What the task requires - Below are records; work out how many of their lines hold the string "size" and give that number alone.

Information given -
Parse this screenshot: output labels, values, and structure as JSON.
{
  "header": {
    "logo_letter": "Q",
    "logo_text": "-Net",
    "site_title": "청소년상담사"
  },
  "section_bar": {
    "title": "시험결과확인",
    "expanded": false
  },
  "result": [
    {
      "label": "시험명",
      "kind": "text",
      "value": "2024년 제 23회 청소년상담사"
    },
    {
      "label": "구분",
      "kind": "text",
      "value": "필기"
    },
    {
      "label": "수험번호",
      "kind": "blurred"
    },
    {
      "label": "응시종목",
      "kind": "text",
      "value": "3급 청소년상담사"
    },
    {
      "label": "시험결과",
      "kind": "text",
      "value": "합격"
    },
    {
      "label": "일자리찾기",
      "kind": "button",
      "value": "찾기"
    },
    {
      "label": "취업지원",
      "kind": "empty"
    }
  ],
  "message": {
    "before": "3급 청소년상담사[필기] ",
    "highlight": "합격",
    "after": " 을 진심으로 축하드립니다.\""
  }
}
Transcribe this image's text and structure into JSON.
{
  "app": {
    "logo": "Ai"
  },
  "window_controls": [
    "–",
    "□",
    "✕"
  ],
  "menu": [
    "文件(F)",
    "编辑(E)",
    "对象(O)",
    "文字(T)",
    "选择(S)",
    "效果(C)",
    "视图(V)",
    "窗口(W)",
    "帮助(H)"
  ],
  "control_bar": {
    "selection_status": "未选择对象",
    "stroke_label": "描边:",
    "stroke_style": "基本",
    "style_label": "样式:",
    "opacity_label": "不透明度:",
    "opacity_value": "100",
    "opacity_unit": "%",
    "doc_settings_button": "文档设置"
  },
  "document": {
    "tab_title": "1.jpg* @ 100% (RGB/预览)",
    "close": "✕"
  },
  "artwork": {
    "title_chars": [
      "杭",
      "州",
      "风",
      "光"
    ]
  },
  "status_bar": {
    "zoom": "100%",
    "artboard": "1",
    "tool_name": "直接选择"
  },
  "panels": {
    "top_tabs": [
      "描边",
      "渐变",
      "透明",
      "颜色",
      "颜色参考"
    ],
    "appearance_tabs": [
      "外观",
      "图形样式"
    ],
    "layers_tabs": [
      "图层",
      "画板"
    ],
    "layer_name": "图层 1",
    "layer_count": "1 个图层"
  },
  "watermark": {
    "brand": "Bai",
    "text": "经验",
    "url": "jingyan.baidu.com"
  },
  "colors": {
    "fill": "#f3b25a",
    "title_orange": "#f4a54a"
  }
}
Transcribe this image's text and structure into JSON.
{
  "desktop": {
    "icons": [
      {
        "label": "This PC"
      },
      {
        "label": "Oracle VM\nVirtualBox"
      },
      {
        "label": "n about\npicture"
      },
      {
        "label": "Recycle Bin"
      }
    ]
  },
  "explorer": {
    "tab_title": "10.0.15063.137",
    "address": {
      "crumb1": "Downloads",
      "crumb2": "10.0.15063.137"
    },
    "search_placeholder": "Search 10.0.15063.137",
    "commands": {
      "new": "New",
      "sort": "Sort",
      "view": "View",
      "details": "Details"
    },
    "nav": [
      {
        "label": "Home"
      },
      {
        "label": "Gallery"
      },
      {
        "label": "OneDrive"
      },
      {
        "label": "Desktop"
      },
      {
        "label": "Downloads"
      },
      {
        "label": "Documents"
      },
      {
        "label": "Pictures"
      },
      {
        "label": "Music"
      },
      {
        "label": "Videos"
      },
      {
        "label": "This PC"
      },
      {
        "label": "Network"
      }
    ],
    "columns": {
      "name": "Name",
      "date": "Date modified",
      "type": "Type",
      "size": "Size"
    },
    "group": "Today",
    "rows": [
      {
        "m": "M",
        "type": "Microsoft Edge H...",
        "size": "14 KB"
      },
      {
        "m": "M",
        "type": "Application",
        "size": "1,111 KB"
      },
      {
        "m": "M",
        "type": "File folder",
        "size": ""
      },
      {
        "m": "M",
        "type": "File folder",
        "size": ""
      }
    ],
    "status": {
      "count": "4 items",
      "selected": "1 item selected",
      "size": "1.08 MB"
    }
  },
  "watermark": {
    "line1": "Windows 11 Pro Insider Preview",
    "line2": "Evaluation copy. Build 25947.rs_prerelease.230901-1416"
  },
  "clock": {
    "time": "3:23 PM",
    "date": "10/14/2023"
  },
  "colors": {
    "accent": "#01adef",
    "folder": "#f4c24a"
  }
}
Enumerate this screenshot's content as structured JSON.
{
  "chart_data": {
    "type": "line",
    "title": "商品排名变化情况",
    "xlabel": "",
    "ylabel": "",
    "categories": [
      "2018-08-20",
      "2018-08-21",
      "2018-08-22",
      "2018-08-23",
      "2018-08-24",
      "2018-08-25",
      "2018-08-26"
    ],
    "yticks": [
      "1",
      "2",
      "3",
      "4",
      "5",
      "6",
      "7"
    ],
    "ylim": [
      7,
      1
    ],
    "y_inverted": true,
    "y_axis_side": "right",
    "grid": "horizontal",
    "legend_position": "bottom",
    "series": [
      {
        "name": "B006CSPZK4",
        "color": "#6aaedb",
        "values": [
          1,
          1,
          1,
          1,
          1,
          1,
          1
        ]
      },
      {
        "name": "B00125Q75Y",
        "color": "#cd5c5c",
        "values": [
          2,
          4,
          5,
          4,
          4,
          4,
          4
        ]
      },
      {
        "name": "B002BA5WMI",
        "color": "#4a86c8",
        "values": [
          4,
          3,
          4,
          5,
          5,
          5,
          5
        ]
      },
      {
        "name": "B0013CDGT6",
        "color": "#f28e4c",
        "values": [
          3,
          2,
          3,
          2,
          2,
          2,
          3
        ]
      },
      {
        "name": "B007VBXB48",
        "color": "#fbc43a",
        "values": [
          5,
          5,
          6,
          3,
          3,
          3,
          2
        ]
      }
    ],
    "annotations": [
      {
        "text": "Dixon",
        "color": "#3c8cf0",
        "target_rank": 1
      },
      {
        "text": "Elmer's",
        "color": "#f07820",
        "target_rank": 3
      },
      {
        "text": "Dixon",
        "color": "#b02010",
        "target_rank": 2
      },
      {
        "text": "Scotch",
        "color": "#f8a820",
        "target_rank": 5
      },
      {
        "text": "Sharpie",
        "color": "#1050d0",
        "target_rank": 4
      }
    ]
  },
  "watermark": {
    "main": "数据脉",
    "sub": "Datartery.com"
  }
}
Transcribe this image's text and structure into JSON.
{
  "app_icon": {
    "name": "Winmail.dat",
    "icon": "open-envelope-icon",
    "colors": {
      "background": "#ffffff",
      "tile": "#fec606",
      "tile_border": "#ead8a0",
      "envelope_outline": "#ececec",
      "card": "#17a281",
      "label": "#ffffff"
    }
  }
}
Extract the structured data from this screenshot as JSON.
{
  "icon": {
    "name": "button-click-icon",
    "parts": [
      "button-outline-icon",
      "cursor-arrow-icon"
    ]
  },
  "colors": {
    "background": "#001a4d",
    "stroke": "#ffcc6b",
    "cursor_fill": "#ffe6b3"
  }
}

Output for this task - 6